Reproduce the following material exactly, including every line.

Given records:
>> start
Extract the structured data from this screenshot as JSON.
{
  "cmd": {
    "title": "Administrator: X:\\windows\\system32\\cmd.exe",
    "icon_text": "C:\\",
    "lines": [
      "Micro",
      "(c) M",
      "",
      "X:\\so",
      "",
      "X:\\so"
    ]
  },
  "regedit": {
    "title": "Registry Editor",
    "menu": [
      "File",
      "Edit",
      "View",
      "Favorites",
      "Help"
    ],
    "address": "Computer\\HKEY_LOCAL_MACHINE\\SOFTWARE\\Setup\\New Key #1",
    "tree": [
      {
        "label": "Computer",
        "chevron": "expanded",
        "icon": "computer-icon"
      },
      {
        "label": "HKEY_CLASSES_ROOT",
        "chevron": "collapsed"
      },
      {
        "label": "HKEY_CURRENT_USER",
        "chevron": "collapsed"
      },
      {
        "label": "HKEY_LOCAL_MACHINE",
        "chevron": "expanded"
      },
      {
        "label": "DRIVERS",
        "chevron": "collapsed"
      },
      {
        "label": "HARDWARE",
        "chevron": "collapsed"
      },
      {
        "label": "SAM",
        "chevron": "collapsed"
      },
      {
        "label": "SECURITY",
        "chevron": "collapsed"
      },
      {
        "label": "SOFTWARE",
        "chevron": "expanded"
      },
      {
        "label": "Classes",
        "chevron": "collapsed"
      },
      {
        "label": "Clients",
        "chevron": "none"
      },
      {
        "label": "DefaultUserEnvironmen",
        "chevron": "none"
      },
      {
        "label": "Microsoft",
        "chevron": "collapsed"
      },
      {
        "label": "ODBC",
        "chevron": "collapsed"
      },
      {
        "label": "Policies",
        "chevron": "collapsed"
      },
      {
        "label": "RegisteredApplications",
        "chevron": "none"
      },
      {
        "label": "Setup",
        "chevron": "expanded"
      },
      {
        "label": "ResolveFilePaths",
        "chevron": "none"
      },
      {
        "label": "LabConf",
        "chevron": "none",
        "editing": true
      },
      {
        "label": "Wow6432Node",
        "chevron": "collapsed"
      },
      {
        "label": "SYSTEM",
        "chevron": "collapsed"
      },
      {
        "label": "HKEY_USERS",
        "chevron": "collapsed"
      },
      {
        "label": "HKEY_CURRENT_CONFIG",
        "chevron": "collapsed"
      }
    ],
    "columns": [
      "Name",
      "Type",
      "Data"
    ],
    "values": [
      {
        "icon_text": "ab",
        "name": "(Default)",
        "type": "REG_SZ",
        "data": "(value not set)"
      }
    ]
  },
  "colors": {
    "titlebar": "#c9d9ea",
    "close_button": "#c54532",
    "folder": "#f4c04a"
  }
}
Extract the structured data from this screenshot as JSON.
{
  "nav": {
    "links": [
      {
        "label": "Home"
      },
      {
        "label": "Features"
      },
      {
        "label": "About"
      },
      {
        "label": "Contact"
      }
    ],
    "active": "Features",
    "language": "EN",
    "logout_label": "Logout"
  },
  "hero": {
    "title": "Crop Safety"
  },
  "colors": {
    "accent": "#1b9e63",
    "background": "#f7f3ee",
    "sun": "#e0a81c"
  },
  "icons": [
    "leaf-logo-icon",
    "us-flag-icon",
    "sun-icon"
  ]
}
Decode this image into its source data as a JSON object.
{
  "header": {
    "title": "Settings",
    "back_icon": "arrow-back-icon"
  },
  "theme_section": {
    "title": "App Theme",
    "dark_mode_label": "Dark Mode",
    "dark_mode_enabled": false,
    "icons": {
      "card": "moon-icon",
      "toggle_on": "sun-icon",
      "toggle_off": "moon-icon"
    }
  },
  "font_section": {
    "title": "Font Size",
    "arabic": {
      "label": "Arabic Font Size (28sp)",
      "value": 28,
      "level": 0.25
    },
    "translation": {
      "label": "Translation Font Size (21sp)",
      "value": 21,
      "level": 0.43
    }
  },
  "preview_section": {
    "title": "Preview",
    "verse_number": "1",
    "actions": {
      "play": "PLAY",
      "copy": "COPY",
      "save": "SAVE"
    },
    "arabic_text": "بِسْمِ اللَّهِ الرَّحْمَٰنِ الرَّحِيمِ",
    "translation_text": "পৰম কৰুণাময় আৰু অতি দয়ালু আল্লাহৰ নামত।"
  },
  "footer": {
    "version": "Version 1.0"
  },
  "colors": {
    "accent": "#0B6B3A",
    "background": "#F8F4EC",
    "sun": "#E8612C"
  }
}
>> end
Solution below:
Extract the structured data from this screenshot as JSON.
{
  "cmd": {
    "title": "Administrator: X:\\windows\\system32\\cmd.exe",
    "icon_text": "C:\\",
    "lines": [
      "Micro",
      "(c) M",
      "",
      "X:\\so",
      "",
      "X:\\so"
    ]
  },
  "regedit": {
    "title": "Registry Editor",
    "menu": [
      "File",
      "Edit",
      "View",
      "Favorites",
      "Help"
    ],
    "address": "Computer\\HKEY_LOCAL_MACHINE\\SOFTWARE\\Setup\\New Key #1",
    "tree": [
      {
        "label": "Computer",
        "chevron": "expanded",
        "icon": "computer-icon"
      },
      {
        "label": "HKEY_CLASSES_ROOT",
        "chevron": "collapsed"
      },
      {
        "label": "HKEY_CURRENT_USER",
        "chevron": "collapsed"
      },
      {
        "label": "HKEY_LOCAL_MACHINE",
        "chevron": "expanded"
      },
      {
        "label": "DRIVERS",
        "chevron": "collapsed"
      },
      {
        "label": "HARDWARE",
        "chevron": "collapsed"
      },
      {
        "label": "SAM",
        "chevron": "collapsed"
      },
      {
        "label": "SECURITY",
        "chevron": "collapsed"
      },
      {
        "label": "SOFTWARE",
        "chevron": "expanded"
      },
      {
        "label": "Classes",
        "chevron": "collapsed"
      },
      {
        "label": "Clients",
        "chevron": "none"
      },
      {
        "label": "DefaultUserEnvironmen",
        "chevron": "none"
      },
      {
        "label": "Microsoft",
        "chevron": "collapsed"
      },
      {
        "label": "ODBC",
        "chevron": "collapsed"
      },
      {
        "label": "Policies",
        "chevron": "collapsed"
      },
      {
        "label": "RegisteredApplications",
        "chevron": "none"
      },
      {
        "label": "Setup",
        "chevron": "expanded"
      },
      {
        "label": "ResolveFilePaths",
        "chevron": "none"
      },
      {
        "label": "LabConf",
        "chevron": "none",
        "editing": true
      },
      {
        "label": "Wow6432Node",
        "chevron": "collapsed"
      },
      {
        "label": "SYSTEM",
        "chevron": "collapsed"
      },
      {
        "label": "HKEY_USERS",
        "chevron": "collapsed"
      },
      {
        "label": "HKEY_CURRENT_CONFIG",
        "chevron": "collapsed"
      }
    ],
    "columns": [
      "Name",
      "Type",
      "Data"
    ],
    "values": [
      {
        "icon_text": "ab",
        "name": "(Default)",
        "type": "REG_SZ",
        "data": "(value not set)"
      }
    ]
  },
  "colors": {
    "titlebar": "#c9d9ea",
    "close_button": "#c54532",
    "folder": "#f4c04a"
  }
}
Extract the structured data from this screenshot as JSON.
{
  "nav": {
    "links": [
      {
        "label": "Home"
      },
      {
        "label": "Features"
      },
      {
        "label": "About"
      },
      {
        "label": "Contact"
      }
    ],
    "active": "Features",
    "language": "EN",
    "logout_label": "Logout"
  },
  "hero": {
    "title": "Crop Safety"
  },
  "colors": {
    "accent": "#1b9e63",
    "background": "#f7f3ee",
    "sun": "#e0a81c"
  },
  "icons": [
    "leaf-logo-icon",
    "us-flag-icon",
    "sun-icon"
  ]
}
Decode this image into its source data as a JSON object.
{
  "header": {
    "title": "Settings",
    "back_icon": "arrow-back-icon"
  },
  "theme_section": {
    "title": "App Theme",
    "dark_mode_label": "Dark Mode",
    "dark_mode_enabled": false,
    "icons": {
      "card": "moon-icon",
      "toggle_on": "sun-icon",
      "toggle_off": "moon-icon"
    }
  },
  "font_section": {
    "title": "Font Size",
    "arabic": {
      "label": "Arabic Font Size (28sp)",
      "value": 28,
      "level": 0.25
    },
    "translation": {
      "label": "Translation Font Size (21sp)",
      "value": 21,
      "level": 0.43
    }
  },
  "preview_section": {
    "title": "Preview",
    "verse_number": "1",
    "actions": {
      "play": "PLAY",
      "copy": "COPY",
      "save": "SAVE"
    },
    "arabic_text": "بِسْمِ اللَّهِ الرَّحْمَٰنِ الرَّحِيمِ",
    "translation_text": "পৰম কৰুণাময় আৰু অতি দয়ালু আল্লাহৰ নামত।"
  },
  "footer": {
    "version": "Version 1.0"
  },
  "colors": {
    "accent": "#0B6B3A",
    "background": "#F8F4EC",
    "sun": "#E8612C"
  }
}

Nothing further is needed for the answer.